§ **Short task**
Skip the pictures and quote all of the lines exactly.
***
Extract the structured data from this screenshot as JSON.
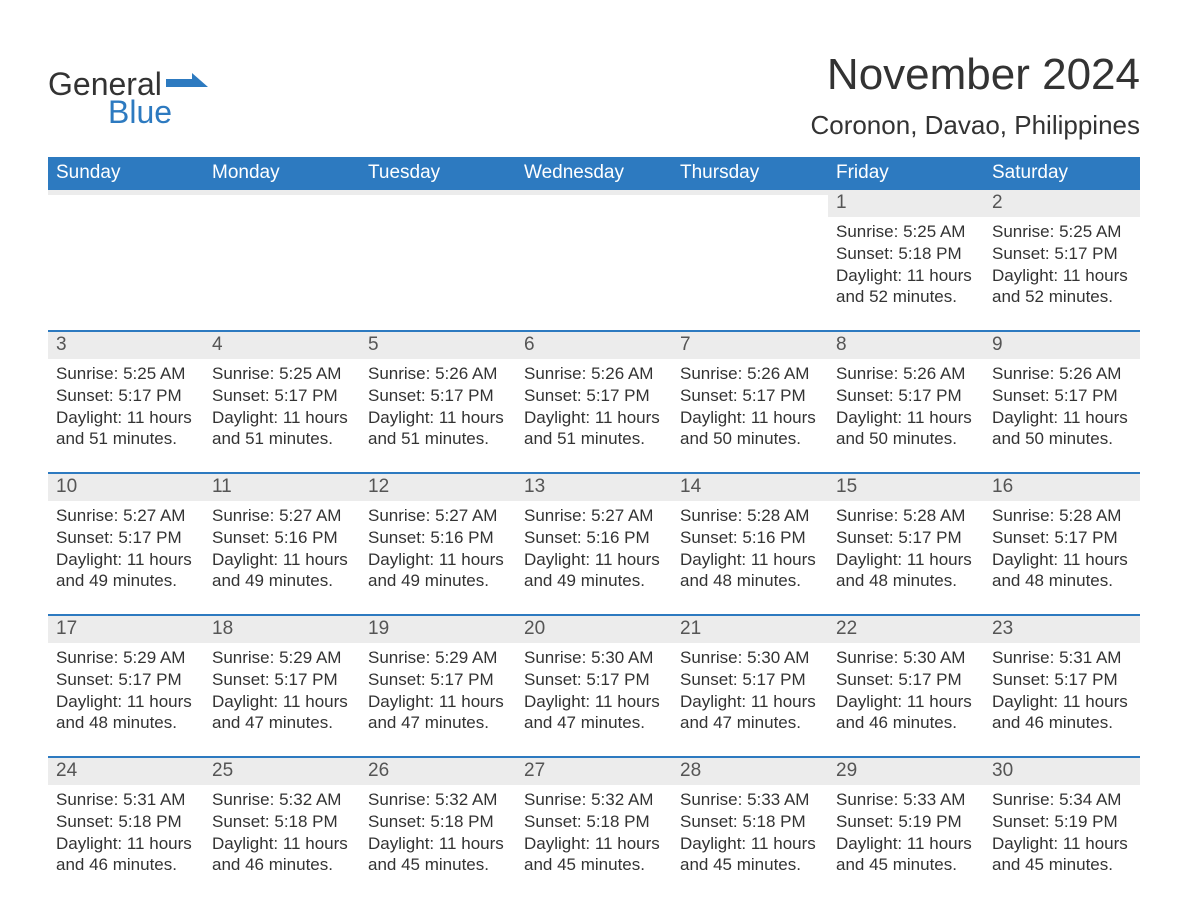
{
  "brand": {
    "word1": "General",
    "word2": "Blue"
  },
  "title": "November 2024",
  "location": "Coronon, Davao, Philippines",
  "colors": {
    "header_bg": "#2d7ac0",
    "header_fg": "#ffffff",
    "daynum_bg": "#ececec",
    "accent_border": "#2d7ac0",
    "text": "#333333"
  },
  "dayNames": [
    "Sunday",
    "Monday",
    "Tuesday",
    "Wednesday",
    "Thursday",
    "Friday",
    "Saturday"
  ],
  "weeks": [
    [
      null,
      null,
      null,
      null,
      null,
      {
        "n": "1",
        "sunrise": "5:25 AM",
        "sunset": "5:18 PM",
        "daylight": "11 hours and 52 minutes."
      },
      {
        "n": "2",
        "sunrise": "5:25 AM",
        "sunset": "5:17 PM",
        "daylight": "11 hours and 52 minutes."
      }
    ],
    [
      {
        "n": "3",
        "sunrise": "5:25 AM",
        "sunset": "5:17 PM",
        "daylight": "11 hours and 51 minutes."
      },
      {
        "n": "4",
        "sunrise": "5:25 AM",
        "sunset": "5:17 PM",
        "daylight": "11 hours and 51 minutes."
      },
      {
        "n": "5",
        "sunrise": "5:26 AM",
        "sunset": "5:17 PM",
        "daylight": "11 hours and 51 minutes."
      },
      {
        "n": "6",
        "sunrise": "5:26 AM",
        "sunset": "5:17 PM",
        "daylight": "11 hours and 51 minutes."
      },
      {
        "n": "7",
        "sunrise": "5:26 AM",
        "sunset": "5:17 PM",
        "daylight": "11 hours and 50 minutes."
      },
      {
        "n": "8",
        "sunrise": "5:26 AM",
        "sunset": "5:17 PM",
        "daylight": "11 hours and 50 minutes."
      },
      {
        "n": "9",
        "sunrise": "5:26 AM",
        "sunset": "5:17 PM",
        "daylight": "11 hours and 50 minutes."
      }
    ],
    [
      {
        "n": "10",
        "sunrise": "5:27 AM",
        "sunset": "5:17 PM",
        "daylight": "11 hours and 49 minutes."
      },
      {
        "n": "11",
        "sunrise": "5:27 AM",
        "sunset": "5:16 PM",
        "daylight": "11 hours and 49 minutes."
      },
      {
        "n": "12",
        "sunrise": "5:27 AM",
        "sunset": "5:16 PM",
        "daylight": "11 hours and 49 minutes."
      },
      {
        "n": "13",
        "sunrise": "5:27 AM",
        "sunset": "5:16 PM",
        "daylight": "11 hours and 49 minutes."
      },
      {
        "n": "14",
        "sunrise": "5:28 AM",
        "sunset": "5:16 PM",
        "daylight": "11 hours and 48 minutes."
      },
      {
        "n": "15",
        "sunrise": "5:28 AM",
        "sunset": "5:17 PM",
        "daylight": "11 hours and 48 minutes."
      },
      {
        "n": "16",
        "sunrise": "5:28 AM",
        "sunset": "5:17 PM",
        "daylight": "11 hours and 48 minutes."
      }
    ],
    [
      {
        "n": "17",
        "sunrise": "5:29 AM",
        "sunset": "5:17 PM",
        "daylight": "11 hours and 48 minutes."
      },
      {
        "n": "18",
        "sunrise": "5:29 AM",
        "sunset": "5:17 PM",
        "daylight": "11 hours and 47 minutes."
      },
      {
        "n": "19",
        "sunrise": "5:29 AM",
        "sunset": "5:17 PM",
        "daylight": "11 hours and 47 minutes."
      },
      {
        "n": "20",
        "sunrise": "5:30 AM",
        "sunset": "5:17 PM",
        "daylight": "11 hours and 47 minutes."
      },
      {
        "n": "21",
        "sunrise": "5:30 AM",
        "sunset": "5:17 PM",
        "daylight": "11 hours and 47 minutes."
      },
      {
        "n": "22",
        "sunrise": "5:30 AM",
        "sunset": "5:17 PM",
        "daylight": "11 hours and 46 minutes."
      },
      {
        "n": "23",
        "sunrise": "5:31 AM",
        "sunset": "5:17 PM",
        "daylight": "11 hours and 46 minutes."
      }
    ],
    [
      {
        "n": "24",
        "sunrise": "5:31 AM",
        "sunset": "5:18 PM",
        "daylight": "11 hours and 46 minutes."
      },
      {
        "n": "25",
        "sunrise": "5:32 AM",
        "sunset": "5:18 PM",
        "daylight": "11 hours and 46 minutes."
      },
      {
        "n": "26",
        "sunrise": "5:32 AM",
        "sunset": "5:18 PM",
        "daylight": "11 hours and 45 minutes."
      },
      {
        "n": "27",
        "sunrise": "5:32 AM",
        "sunset": "5:18 PM",
        "daylight": "11 hours and 45 minutes."
      },
      {
        "n": "28",
        "sunrise": "5:33 AM",
        "sunset": "5:18 PM",
        "daylight": "11 hours and 45 minutes."
      },
      {
        "n": "29",
        "sunrise": "5:33 AM",
        "sunset": "5:19 PM",
        "daylight": "11 hours and 45 minutes."
      },
      {
        "n": "30",
        "sunrise": "5:34 AM",
        "sunset": "5:19 PM",
        "daylight": "11 hours and 45 minutes."
      }
    ]
  ],
  "labels": {
    "sunrise": "Sunrise: ",
    "sunset": "Sunset: ",
    "daylight": "Daylight: "
  }
}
***
§ **Result**
Extract the structured data from this screenshot as JSON.
{
  "brand": {
    "word1": "General",
    "word2": "Blue"
  },
  "title": "November 2024",
  "location": "Coronon, Davao, Philippines",
  "colors": {
    "header_bg": "#2d7ac0",
    "header_fg": "#ffffff",
    "daynum_bg": "#ececec",
    "accent_border": "#2d7ac0",
    "text": "#333333"
  },
  "dayNames": [
    "Sunday",
    "Monday",
    "Tuesday",
    "Wednesday",
    "Thursday",
    "Friday",
    "Saturday"
  ],
  "weeks": [
    [
      null,
      null,
      null,
      null,
      null,
      {
        "n": "1",
        "sunrise": "5:25 AM",
        "sunset": "5:18 PM",
        "daylight": "11 hours and 52 minutes."
      },
      {
        "n": "2",
        "sunrise": "5:25 AM",
        "sunset": "5:17 PM",
        "daylight": "11 hours and 52 minutes."
      }
    ],
    [
      {
        "n": "3",
        "sunrise": "5:25 AM",
        "sunset": "5:17 PM",
        "daylight": "11 hours and 51 minutes."
      },
      {
        "n": "4",
        "sunrise": "5:25 AM",
        "sunset": "5:17 PM",
        "daylight": "11 hours and 51 minutes."
      },
      {
        "n": "5",
        "sunrise": "5:26 AM",
        "sunset": "5:17 PM",
        "daylight": "11 hours and 51 minutes."
      },
      {
        "n": "6",
        "sunrise": "5:26 AM",
        "sunset": "5:17 PM",
        "daylight": "11 hours and 51 minutes."
      },
      {
        "n": "7",
        "sunrise": "5:26 AM",
        "sunset": "5:17 PM",
        "daylight": "11 hours and 50 minutes."
      },
      {
        "n": "8",
        "sunrise": "5:26 AM",
        "sunset": "5:17 PM",
        "daylight": "11 hours and 50 minutes."
      },
      {
        "n": "9",
        "sunrise": "5:26 AM",
        "sunset": "5:17 PM",
        "daylight": "11 hours and 50 minutes."
      }
    ],
    [
      {
        "n": "10",
        "sunrise": "5:27 AM",
        "sunset": "5:17 PM",
        "daylight": "11 hours and 49 minutes."
      },
      {
        "n": "11",
        "sunrise": "5:27 AM",
        "sunset": "5:16 PM",
        "daylight": "11 hours and 49 minutes."
      },
      {
        "n": "12",
        "sunrise": "5:27 AM",
        "sunset": "5:16 PM",
        "daylight": "11 hours and 49 minutes."
      },
      {
        "n": "13",
        "sunrise": "5:27 AM",
        "sunset": "5:16 PM",
        "daylight": "11 hours and 49 minutes."
      },
      {
        "n": "14",
        "sunrise": "5:28 AM",
        "sunset": "5:16 PM",
        "daylight": "11 hours and 48 minutes."
      },
      {
        "n": "15",
        "sunrise": "5:28 AM",
        "sunset": "5:17 PM",
        "daylight": "11 hours and 48 minutes."
      },
      {
        "n": "16",
        "sunrise": "5:28 AM",
        "sunset": "5:17 PM",
        "daylight": "11 hours and 48 minutes."
      }
    ],
    [
      {
        "n": "17",
        "sunrise": "5:29 AM",
        "sunset": "5:17 PM",
        "daylight": "11 hours and 48 minutes."
      },
      {
        "n": "18",
        "sunrise": "5:29 AM",
        "sunset": "5:17 PM",
        "daylight": "11 hours and 47 minutes."
      },
      {
        "n": "19",
        "sunrise": "5:29 AM",
        "sunset": "5:17 PM",
        "daylight": "11 hours and 47 minutes."
      },
      {
        "n": "20",
        "sunrise": "5:30 AM",
        "sunset": "5:17 PM",
        "daylight": "11 hours and 47 minutes."
      },
      {
        "n": "21",
        "sunrise": "5:30 AM",
        "sunset": "5:17 PM",
        "daylight": "11 hours and 47 minutes."
      },
      {
        "n": "22",
        "sunrise": "5:30 AM",
        "sunset": "5:17 PM",
        "daylight": "11 hours and 46 minutes."
      },
      {
        "n": "23",
        "sunrise": "5:31 AM",
        "sunset": "5:17 PM",
        "daylight": "11 hours and 46 minutes."
      }
    ],
    [
      {
        "n": "24",
        "sunrise": "5:31 AM",
        "sunset": "5:18 PM",
        "daylight": "11 hours and 46 minutes."
      },
      {
        "n": "25",
        "sunrise": "5:32 AM",
        "sunset": "5:18 PM",
        "daylight": "11 hours and 46 minutes."
      },
      {
        "n": "26",
        "sunrise": "5:32 AM",
        "sunset": "5:18 PM",
        "daylight": "11 hours and 45 minutes."
      },
      {
        "n": "27",
        "sunrise": "5:32 AM",
        "sunset": "5:18 PM",
        "daylight": "11 hours and 45 minutes."
      },
      {
        "n": "28",
        "sunrise": "5:33 AM",
        "sunset": "5:18 PM",
        "daylight": "11 hours and 45 minutes."
      },
      {
        "n": "29",
        "sunrise": "5:33 AM",
        "sunset": "5:19 PM",
        "daylight": "11 hours and 45 minutes."
      },
      {
        "n": "30",
        "sunrise": "5:34 AM",
        "sunset": "5:19 PM",
        "daylight": "11 hours and 45 minutes."
      }
    ]
  ],
  "labels": {
    "sunrise": "Sunrise: ",
    "sunset": "Sunset: ",
    "daylight": "Daylight: "
  }
}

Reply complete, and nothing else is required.